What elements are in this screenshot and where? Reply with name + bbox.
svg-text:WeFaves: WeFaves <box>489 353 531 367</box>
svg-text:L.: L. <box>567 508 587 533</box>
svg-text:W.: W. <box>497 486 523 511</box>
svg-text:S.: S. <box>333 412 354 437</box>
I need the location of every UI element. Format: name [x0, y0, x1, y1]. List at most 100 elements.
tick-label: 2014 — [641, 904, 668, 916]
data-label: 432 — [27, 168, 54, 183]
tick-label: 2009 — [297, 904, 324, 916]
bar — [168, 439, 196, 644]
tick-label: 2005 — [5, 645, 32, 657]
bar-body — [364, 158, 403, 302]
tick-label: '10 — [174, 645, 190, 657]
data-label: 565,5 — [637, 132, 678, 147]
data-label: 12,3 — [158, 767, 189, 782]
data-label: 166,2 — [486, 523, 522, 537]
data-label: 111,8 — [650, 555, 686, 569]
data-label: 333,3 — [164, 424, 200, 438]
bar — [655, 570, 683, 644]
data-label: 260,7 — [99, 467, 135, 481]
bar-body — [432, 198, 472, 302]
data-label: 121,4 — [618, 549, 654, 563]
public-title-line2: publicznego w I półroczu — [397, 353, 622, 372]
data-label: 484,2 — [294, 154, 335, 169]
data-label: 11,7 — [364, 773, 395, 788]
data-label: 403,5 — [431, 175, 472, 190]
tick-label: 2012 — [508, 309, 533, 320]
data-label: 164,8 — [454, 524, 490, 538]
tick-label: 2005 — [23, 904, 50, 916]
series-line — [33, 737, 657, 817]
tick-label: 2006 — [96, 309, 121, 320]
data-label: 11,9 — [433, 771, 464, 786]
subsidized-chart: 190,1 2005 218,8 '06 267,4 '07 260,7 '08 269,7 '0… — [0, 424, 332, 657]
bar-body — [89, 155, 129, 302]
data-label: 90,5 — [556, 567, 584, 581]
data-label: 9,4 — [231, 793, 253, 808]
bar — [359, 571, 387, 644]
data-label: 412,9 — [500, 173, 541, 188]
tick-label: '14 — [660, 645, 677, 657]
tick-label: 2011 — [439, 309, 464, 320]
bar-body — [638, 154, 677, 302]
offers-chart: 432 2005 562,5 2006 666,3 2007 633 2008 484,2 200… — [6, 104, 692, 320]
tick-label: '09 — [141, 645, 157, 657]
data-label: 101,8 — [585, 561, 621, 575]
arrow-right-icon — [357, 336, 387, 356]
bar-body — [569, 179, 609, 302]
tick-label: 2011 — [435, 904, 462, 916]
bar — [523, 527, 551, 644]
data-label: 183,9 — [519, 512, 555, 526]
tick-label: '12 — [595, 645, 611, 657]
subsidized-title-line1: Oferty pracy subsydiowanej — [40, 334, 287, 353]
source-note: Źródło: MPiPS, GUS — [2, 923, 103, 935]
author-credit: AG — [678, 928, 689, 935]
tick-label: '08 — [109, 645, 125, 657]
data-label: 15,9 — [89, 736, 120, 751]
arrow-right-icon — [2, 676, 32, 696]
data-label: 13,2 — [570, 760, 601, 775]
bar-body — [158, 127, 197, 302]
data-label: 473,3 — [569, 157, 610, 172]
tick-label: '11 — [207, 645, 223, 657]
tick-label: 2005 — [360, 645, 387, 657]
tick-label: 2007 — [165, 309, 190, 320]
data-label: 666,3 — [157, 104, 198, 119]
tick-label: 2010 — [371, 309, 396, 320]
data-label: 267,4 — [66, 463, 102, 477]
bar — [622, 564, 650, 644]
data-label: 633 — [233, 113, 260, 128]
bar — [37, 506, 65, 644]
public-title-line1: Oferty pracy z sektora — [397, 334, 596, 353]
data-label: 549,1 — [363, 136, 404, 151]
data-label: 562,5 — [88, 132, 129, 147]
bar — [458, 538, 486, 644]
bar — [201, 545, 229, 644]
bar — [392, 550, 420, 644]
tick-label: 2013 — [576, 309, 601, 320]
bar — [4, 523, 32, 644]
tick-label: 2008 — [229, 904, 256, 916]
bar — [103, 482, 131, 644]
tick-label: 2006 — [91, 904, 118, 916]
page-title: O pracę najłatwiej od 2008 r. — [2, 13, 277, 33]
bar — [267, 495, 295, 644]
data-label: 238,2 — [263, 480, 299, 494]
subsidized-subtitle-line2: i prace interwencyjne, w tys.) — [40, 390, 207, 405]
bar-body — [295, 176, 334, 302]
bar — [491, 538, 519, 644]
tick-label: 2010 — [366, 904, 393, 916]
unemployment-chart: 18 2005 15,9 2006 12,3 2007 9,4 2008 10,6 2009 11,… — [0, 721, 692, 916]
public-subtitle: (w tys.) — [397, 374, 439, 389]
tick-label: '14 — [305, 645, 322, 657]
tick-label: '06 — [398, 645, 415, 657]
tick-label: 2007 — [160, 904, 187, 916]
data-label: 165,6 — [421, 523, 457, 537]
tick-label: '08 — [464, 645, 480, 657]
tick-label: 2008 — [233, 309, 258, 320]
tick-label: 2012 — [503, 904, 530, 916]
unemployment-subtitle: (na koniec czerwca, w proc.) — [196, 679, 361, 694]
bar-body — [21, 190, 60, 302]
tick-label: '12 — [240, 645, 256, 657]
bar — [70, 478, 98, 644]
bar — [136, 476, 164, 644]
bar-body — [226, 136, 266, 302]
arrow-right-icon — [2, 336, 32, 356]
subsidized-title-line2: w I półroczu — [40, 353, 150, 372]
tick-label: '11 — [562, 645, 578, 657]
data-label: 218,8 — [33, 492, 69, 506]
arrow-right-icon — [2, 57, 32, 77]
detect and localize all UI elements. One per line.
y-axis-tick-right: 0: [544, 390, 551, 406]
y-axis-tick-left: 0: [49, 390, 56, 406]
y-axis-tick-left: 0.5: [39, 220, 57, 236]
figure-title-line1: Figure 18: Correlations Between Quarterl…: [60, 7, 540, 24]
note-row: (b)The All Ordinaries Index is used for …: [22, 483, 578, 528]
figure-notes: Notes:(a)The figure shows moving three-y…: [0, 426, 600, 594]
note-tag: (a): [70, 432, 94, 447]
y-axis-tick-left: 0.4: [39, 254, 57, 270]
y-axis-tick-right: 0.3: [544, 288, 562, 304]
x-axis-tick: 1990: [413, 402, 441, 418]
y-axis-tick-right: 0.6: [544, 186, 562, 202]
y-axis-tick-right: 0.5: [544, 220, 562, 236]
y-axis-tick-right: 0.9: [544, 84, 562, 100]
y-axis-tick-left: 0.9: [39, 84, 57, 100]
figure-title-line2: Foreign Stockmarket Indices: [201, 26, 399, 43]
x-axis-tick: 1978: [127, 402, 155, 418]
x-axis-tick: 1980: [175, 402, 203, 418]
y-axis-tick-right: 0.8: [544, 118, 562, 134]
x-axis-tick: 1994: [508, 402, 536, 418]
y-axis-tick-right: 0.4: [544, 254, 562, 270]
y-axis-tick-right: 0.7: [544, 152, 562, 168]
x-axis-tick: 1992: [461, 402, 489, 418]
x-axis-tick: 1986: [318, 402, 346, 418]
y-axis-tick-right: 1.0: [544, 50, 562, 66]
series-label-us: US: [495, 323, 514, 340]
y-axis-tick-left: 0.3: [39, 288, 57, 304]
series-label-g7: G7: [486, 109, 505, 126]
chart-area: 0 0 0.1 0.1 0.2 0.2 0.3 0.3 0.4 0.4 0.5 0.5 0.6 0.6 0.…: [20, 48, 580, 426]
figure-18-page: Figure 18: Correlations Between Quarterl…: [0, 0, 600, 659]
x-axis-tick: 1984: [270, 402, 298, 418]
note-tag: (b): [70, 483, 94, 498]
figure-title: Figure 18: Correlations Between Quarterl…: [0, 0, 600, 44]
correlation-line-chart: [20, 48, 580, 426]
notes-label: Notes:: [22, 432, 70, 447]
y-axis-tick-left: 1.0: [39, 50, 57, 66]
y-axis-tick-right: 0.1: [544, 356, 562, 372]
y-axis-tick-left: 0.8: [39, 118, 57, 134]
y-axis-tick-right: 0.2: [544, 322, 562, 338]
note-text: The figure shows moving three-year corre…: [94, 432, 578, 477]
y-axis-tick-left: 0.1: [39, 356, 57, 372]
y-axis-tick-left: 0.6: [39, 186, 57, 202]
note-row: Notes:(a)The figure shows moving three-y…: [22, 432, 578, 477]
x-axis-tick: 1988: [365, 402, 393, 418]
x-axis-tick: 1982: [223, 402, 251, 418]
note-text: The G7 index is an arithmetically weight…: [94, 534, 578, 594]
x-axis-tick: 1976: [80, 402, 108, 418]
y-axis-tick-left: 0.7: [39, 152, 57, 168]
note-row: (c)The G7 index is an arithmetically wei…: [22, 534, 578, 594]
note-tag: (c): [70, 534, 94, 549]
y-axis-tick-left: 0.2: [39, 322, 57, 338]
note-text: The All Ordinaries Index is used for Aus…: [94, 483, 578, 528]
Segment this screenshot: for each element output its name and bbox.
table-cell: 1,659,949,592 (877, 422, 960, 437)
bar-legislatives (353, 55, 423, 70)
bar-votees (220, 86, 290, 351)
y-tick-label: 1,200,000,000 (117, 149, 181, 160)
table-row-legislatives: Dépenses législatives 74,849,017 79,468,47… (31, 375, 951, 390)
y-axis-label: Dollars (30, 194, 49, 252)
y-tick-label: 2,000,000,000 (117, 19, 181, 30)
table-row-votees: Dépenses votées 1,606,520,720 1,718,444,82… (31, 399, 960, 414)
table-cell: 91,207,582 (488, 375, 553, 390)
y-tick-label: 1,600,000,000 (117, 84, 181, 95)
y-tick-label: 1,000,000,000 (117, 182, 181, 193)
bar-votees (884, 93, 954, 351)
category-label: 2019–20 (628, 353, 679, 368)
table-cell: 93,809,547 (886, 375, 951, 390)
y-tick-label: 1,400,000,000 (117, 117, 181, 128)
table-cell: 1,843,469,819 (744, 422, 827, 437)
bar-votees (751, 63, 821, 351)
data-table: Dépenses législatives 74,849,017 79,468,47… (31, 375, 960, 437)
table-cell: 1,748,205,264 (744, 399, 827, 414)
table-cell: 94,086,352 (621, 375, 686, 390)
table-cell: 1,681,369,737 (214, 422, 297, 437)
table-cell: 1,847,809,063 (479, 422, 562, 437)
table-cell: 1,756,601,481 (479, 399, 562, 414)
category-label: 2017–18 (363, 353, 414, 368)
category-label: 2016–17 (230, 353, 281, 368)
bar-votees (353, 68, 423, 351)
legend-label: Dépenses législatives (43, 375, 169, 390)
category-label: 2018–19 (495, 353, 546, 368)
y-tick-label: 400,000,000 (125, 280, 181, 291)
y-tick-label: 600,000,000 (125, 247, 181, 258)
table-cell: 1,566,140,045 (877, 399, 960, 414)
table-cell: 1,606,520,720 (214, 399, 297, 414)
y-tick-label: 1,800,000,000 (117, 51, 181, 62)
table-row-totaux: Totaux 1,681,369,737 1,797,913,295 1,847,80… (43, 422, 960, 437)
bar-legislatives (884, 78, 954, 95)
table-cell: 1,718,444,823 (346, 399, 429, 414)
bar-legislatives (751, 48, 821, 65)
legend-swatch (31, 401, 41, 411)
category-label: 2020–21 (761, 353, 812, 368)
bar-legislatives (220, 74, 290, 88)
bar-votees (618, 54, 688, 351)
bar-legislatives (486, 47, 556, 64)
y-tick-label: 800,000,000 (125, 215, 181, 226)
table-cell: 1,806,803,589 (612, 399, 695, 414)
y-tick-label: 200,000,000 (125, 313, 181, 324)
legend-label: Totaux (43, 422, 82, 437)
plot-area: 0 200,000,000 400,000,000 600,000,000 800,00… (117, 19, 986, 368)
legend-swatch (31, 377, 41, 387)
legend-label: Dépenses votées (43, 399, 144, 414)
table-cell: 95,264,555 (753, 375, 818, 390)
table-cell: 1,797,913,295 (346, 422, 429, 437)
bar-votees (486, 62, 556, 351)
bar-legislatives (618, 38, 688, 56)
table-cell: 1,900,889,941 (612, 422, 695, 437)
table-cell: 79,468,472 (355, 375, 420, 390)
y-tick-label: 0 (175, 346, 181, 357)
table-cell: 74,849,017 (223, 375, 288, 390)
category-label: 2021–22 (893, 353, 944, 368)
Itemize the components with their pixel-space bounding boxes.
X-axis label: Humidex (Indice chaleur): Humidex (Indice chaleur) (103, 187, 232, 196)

◆ ◆ ◆ ◆ ◆ ◆ ◆

**Work to complete**
Render the records as a JSON list of strings, one string per line with blank lines omitted, from the start of the records through the line containing "subsidized-chart: 190,1 2005", including that line.

**Completed exercise**
[
  "What elements are in this screenshot and where? Reply with name + bbox.",
  "svg-text:WeFaves: WeFaves <box>489 353 531 367</box>",
  "svg-text:L.: L. <box>567 508 587 533</box>",
  "svg-text:W.: W. <box>497 486 523 511</box>",
  "svg-text:S.: S. <box>333 412 354 437</box>",
  "I need the location of every UI element. Format: name [x0, y0, x1, y1]. List at most 100 elements.",
  "tick-label: 2014 — [641, 904, 668, 916]",
  "data-label: 432 — [27, 168, 54, 183]",
  "tick-label: 2009 — [297, 904, 324, 916]",
  "bar — [168, 439, 196, 644]",
  "tick-label: 2005 — [5, 645, 32, 657]",
  "bar-body — [364, 158, 403, 302]",
  "tick-label: '10 — [174, 645, 190, 657]",
  "data-label: 565,5 — [637, 132, 678, 147]",
  "data-label: 12,3 — [158, 767, 189, 782]",
  "data-label: 166,2 — [486, 523, 522, 537]",
  "data-label: 111,8 — [650, 555, 686, 569]",
  "data-label: 333,3 — [164, 424, 200, 438]",
  "bar — [655, 570, 683, 644]",
  "data-label: 260,7 — [99, 467, 135, 481]",
  "bar-body — [432, 198, 472, 302]",
  "data-label: 121,4 — [618, 549, 654, 563]",
  "public-title-line2: publicznego w I półroczu — [397, 353, 622, 372]",
  "data-label: 484,2 — [294, 154, 335, 169]",
  "data-label: 11,7 — [364, 773, 395, 788]",
  "data-label: 403,5 — [431, 175, 472, 190]",
  "tick-label: 2012 — [508, 309, 533, 320]",
  "data-label: 164,8 — [454, 524, 490, 538]",
  "tick-label: 2005 — [23, 904, 50, 916]",
  "series-line — [33, 737, 657, 817]",
  "tick-label: 2006 — [96, 309, 121, 320]",
  "data-label: 11,9 — [433, 771, 464, 786]",
  "subsidized-chart: 190,1 2005 218,8 '06 267,4 '07 260,7 '08 269,7 '0… — [0, 424, 332, 657]"
]